Items from a figure collection:

***

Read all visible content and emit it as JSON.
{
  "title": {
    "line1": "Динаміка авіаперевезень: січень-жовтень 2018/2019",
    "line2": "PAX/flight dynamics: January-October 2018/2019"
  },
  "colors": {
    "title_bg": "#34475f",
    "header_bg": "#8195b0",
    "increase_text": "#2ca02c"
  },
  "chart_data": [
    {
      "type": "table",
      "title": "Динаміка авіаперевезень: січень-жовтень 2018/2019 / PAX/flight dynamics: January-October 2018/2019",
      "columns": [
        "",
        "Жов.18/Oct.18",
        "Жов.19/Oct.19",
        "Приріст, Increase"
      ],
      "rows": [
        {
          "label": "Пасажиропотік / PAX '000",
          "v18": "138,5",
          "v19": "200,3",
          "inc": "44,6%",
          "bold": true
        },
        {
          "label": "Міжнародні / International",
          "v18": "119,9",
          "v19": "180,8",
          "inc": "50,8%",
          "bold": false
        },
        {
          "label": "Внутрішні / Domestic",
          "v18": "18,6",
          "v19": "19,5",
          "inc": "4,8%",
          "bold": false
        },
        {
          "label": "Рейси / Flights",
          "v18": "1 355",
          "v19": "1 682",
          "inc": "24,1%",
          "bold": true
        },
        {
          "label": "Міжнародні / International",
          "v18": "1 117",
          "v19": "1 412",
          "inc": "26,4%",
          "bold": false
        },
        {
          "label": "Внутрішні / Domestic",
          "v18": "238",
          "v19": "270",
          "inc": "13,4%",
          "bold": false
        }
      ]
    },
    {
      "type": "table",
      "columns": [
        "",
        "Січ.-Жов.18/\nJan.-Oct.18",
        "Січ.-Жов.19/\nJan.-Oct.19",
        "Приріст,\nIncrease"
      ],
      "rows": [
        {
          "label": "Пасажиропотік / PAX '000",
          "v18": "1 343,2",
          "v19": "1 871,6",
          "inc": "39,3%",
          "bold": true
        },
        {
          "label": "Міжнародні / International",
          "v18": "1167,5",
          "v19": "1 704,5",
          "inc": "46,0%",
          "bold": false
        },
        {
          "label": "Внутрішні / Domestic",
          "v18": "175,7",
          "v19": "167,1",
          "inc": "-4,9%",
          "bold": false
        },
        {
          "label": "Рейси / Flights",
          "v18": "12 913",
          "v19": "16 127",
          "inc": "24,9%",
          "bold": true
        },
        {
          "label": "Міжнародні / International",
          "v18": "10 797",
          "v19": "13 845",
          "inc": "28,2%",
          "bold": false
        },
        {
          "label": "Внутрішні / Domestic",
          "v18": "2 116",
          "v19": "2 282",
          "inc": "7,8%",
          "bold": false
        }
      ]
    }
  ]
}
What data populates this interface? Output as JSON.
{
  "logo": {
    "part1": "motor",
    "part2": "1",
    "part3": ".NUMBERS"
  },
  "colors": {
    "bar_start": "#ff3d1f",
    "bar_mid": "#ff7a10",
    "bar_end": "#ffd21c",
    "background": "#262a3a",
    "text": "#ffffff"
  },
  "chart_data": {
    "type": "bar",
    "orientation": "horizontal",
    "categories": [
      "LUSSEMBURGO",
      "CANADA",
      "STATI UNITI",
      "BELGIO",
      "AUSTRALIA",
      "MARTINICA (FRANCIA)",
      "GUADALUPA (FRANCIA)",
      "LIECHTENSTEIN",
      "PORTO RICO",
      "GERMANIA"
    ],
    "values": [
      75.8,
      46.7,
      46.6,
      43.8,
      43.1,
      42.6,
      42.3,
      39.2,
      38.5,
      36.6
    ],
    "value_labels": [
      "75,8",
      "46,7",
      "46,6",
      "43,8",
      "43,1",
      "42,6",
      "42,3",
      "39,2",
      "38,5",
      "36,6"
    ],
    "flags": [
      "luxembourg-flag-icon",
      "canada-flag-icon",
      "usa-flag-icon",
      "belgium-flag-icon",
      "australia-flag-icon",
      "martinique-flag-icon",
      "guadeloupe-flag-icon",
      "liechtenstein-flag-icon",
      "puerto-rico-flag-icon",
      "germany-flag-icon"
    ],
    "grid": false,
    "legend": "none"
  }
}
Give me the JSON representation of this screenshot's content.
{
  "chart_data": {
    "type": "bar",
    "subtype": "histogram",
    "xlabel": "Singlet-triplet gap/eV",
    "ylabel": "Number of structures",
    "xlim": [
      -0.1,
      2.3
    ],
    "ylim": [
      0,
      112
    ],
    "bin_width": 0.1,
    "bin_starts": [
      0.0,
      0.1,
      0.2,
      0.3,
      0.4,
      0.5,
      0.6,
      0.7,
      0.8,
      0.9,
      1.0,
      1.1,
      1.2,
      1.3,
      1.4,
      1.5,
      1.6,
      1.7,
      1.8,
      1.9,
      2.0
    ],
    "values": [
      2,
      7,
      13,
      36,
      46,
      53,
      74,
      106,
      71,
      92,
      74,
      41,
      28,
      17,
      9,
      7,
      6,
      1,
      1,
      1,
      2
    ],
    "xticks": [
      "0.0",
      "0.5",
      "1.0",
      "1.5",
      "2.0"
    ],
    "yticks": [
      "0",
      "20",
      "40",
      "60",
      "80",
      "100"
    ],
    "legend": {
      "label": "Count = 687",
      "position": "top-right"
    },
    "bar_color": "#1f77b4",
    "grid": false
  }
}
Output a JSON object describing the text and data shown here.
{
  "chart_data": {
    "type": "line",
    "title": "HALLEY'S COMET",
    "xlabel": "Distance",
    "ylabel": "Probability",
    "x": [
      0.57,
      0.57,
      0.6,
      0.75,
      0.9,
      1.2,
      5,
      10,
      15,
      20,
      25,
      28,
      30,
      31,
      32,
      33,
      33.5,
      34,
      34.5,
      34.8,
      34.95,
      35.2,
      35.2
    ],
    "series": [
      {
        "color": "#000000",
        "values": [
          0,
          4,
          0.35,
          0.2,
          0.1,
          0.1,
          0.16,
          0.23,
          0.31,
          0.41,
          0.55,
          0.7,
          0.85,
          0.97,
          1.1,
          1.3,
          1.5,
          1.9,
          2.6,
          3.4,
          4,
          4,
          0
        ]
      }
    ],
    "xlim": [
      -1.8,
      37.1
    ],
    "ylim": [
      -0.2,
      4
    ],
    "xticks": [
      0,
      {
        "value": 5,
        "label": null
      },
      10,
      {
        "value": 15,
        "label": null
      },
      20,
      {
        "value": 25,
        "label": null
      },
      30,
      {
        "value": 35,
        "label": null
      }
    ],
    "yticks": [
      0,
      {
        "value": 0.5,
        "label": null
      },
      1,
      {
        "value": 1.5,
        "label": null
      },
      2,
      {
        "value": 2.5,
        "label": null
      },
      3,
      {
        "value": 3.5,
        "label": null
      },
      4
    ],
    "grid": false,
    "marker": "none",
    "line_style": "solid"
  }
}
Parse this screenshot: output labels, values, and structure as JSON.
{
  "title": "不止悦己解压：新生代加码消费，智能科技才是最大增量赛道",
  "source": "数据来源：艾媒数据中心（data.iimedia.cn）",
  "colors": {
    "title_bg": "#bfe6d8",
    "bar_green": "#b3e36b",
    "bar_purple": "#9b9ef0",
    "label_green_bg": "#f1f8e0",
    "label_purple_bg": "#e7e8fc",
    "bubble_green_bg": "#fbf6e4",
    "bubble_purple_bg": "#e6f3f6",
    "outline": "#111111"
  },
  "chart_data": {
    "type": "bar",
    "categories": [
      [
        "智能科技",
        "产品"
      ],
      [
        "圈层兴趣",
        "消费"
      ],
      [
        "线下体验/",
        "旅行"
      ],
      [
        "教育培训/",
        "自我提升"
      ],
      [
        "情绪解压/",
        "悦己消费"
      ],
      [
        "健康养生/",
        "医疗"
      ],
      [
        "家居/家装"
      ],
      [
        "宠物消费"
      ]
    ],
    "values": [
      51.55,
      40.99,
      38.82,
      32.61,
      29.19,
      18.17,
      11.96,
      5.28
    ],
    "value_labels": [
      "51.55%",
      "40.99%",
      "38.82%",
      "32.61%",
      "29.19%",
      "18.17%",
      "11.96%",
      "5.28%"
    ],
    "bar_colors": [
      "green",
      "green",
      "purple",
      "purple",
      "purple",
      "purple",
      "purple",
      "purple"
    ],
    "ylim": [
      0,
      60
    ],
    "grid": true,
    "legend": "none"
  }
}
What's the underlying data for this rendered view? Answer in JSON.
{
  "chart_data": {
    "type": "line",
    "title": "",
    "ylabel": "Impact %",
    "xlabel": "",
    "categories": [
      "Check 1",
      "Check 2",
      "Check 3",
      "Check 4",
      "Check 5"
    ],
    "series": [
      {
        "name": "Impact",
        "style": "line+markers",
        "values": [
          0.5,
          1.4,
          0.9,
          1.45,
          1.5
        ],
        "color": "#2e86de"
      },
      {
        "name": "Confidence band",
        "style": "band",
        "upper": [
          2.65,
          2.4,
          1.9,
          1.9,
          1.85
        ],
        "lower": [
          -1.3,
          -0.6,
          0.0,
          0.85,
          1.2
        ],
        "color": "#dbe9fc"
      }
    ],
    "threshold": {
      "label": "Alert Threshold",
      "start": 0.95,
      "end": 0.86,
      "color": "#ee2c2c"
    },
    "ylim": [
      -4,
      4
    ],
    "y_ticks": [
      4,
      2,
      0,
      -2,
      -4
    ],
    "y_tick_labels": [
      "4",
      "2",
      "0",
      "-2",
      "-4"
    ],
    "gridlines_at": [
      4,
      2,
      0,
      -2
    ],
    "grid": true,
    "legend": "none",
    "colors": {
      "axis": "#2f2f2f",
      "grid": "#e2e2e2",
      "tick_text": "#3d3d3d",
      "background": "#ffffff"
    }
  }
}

***

#### [Exercise description]
Identify the lines in the entries that hold "nJan" and return each one.

#### [Solution]
        "Січ.-Жов.18/\nJan.-Oct.18",
        "Січ.-Жов.19/\nJan.-Oct.19",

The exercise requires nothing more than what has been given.